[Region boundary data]
☆ ☆ ☆ ☆
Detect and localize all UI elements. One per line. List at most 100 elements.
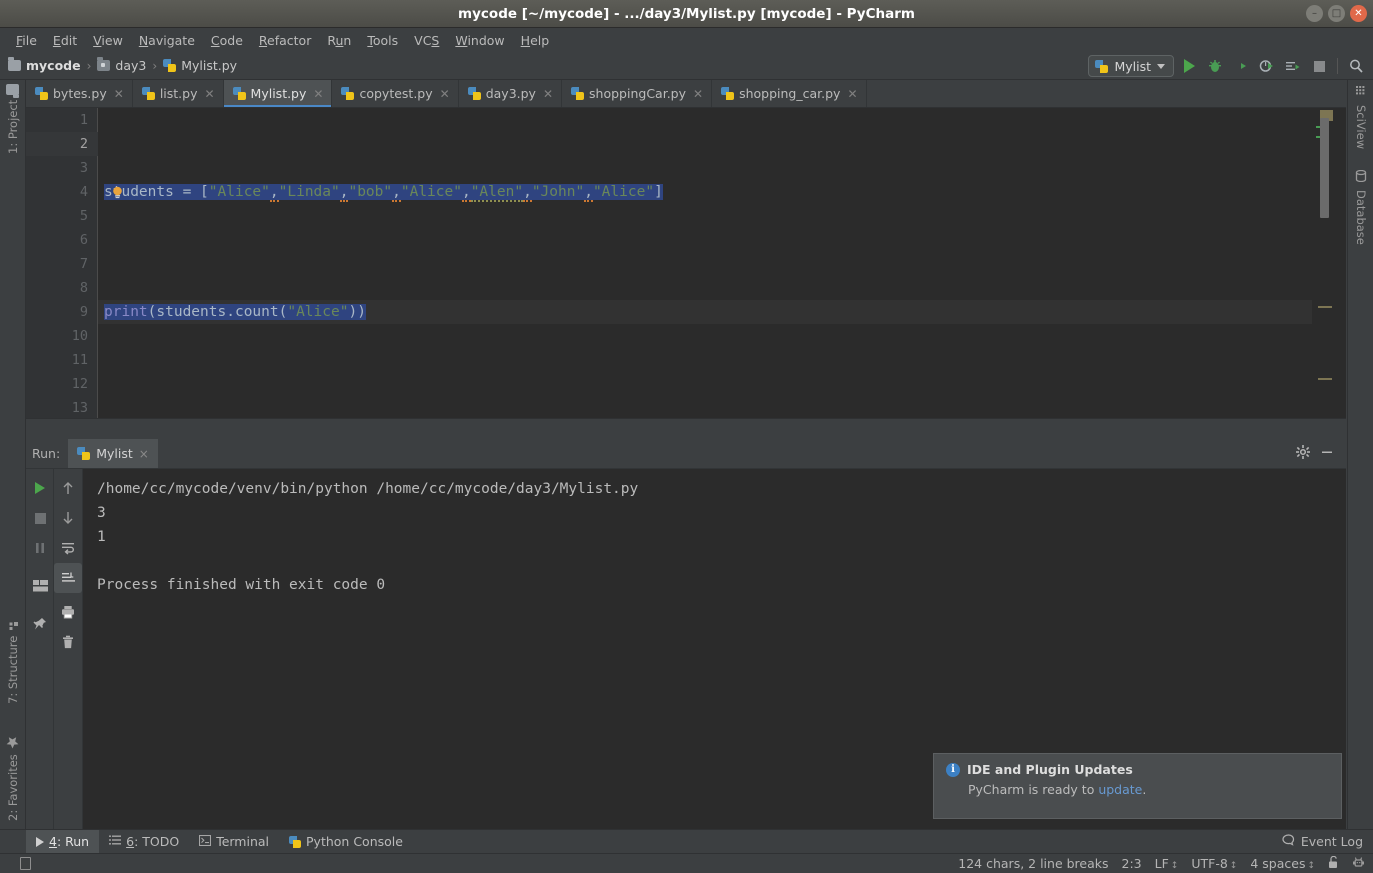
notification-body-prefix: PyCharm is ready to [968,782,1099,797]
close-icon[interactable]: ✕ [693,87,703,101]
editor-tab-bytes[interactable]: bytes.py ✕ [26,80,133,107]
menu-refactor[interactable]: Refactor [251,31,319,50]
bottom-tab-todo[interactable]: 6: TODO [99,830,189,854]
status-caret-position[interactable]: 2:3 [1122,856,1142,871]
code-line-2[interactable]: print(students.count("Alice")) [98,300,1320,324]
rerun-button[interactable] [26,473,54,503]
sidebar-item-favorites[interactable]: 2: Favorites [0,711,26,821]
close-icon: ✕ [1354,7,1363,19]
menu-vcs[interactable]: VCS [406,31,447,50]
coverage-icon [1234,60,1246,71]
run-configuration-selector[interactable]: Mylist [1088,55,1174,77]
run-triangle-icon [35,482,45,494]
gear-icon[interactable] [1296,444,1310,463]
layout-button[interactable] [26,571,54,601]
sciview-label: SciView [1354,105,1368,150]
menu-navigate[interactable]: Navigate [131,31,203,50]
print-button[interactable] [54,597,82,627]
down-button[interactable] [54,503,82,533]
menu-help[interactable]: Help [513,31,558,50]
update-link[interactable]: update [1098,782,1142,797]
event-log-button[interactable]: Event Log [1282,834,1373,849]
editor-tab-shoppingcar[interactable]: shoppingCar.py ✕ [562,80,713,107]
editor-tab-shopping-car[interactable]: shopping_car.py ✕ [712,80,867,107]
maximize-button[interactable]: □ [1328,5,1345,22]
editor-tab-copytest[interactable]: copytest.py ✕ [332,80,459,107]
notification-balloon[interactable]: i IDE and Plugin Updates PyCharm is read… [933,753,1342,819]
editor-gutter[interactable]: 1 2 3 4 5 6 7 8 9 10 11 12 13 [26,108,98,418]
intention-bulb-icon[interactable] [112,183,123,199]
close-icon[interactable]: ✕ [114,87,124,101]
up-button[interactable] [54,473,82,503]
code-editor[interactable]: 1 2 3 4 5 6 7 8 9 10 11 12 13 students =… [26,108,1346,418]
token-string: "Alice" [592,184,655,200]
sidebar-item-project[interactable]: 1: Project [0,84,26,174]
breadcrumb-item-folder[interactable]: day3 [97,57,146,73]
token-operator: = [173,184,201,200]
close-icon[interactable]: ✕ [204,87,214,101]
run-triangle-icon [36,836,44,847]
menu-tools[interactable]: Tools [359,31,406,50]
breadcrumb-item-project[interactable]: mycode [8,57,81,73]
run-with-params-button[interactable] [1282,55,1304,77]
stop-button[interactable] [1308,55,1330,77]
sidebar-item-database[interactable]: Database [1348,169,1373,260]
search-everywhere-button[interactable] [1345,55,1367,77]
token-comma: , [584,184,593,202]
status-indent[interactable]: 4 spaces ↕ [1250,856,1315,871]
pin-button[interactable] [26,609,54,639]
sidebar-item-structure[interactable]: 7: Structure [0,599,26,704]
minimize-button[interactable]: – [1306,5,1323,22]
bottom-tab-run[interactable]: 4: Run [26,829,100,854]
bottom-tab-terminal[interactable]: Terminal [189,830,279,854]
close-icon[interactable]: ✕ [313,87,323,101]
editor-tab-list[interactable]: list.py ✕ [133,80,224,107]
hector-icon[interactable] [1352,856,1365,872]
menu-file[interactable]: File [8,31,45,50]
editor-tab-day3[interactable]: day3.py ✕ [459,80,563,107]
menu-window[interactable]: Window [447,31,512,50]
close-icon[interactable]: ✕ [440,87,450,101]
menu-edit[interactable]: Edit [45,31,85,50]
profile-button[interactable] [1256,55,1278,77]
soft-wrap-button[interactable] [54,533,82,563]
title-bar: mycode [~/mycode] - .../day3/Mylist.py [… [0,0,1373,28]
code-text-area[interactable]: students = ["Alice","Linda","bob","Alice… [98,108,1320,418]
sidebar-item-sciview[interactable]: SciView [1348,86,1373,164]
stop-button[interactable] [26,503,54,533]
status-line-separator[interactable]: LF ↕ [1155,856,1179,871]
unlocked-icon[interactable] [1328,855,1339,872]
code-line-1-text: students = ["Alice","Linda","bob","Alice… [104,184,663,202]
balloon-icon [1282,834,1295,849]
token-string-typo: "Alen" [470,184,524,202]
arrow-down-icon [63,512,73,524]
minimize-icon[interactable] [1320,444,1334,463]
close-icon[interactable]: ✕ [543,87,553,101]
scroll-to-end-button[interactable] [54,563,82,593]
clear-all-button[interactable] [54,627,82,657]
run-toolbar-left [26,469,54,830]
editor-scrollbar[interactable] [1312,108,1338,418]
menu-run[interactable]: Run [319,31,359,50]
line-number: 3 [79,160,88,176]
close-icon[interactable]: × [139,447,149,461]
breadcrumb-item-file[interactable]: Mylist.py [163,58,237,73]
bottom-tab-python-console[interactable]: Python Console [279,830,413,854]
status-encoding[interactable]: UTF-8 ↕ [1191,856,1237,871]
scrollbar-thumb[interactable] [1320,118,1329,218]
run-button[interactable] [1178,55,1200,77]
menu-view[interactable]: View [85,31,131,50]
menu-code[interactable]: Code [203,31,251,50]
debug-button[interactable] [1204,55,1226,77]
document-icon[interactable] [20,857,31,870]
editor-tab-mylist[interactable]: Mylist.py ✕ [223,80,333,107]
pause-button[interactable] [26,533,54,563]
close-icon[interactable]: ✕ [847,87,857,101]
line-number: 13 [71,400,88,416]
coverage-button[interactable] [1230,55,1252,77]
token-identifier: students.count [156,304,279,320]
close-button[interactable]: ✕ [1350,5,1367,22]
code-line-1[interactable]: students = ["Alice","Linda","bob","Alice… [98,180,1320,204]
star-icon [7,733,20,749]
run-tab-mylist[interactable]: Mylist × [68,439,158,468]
☆ ☆ ☆ ☆
Task objective:
Take the lines starting with the line with "notification-body-prefix: PyCharm is" and going on through the line with "bottom-tab-todo[interactable]: 6: TODO", and change "PyCharm" to "IntelliJ IDEA". Give back only those lines, leaving everything else in them as it is.

Correct result:
notification-body-prefix: IntelliJ IDEA is ready to [968,782,1099,797]
close-icon[interactable]: ✕ [693,87,703,101]
editor-tab-bytes[interactable]: bytes.py ✕ [26,80,133,107]
menu-refactor[interactable]: Refactor [251,31,319,50]
bottom-tab-todo[interactable]: 6: TODO [99,830,189,854]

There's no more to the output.